* START Records shown *

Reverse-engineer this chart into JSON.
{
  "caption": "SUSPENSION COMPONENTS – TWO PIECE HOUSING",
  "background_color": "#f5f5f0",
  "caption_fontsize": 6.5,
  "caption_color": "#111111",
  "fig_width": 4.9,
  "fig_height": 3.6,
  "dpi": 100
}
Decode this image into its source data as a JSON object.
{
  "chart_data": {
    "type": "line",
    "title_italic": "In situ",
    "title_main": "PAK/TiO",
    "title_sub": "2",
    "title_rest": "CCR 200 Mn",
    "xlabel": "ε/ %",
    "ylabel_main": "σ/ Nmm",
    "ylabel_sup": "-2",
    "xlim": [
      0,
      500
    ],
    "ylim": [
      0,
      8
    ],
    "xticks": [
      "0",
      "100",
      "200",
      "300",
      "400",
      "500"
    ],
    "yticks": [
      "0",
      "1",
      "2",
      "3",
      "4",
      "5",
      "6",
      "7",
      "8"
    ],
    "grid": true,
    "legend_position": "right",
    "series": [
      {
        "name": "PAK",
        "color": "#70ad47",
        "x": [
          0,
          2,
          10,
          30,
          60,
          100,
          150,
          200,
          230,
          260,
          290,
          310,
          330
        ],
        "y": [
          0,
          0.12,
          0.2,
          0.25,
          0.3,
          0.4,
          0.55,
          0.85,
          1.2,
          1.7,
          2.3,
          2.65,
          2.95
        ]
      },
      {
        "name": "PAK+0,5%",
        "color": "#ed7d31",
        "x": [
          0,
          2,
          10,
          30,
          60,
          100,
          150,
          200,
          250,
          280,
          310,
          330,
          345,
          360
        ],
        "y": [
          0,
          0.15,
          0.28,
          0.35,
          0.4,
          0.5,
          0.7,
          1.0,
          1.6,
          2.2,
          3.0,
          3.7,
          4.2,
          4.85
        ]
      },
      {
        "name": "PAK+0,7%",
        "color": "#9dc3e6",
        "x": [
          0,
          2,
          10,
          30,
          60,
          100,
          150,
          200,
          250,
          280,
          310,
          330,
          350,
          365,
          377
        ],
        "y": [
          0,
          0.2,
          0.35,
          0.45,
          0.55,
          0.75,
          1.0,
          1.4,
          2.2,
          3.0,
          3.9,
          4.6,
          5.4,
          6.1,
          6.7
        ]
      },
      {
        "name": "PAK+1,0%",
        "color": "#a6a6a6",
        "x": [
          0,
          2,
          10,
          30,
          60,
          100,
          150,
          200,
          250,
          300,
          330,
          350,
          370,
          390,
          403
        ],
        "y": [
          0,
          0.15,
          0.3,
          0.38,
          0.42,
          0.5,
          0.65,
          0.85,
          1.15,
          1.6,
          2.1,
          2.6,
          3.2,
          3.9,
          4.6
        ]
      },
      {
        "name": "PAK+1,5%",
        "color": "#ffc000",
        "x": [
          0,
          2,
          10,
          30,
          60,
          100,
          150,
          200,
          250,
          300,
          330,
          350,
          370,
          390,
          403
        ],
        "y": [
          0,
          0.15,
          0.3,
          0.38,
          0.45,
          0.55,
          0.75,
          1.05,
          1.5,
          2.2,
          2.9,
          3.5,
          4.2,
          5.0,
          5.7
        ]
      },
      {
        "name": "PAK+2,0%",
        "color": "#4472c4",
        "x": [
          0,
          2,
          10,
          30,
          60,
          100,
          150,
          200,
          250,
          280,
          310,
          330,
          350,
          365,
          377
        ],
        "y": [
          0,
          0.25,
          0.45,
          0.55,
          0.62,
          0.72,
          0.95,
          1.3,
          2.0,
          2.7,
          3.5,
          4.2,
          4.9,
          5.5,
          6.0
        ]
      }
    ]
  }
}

* END Records shown *

**Objective:** Extract all lines that hold the word "name".

**Task response:**
        "name": "PAK",
        "name": "PAK+0,5%",
        "name": "PAK+0,7%",
        "name": "PAK+1,0%",
        "name": "PAK+1,5%",
        "name": "PAK+2,0%",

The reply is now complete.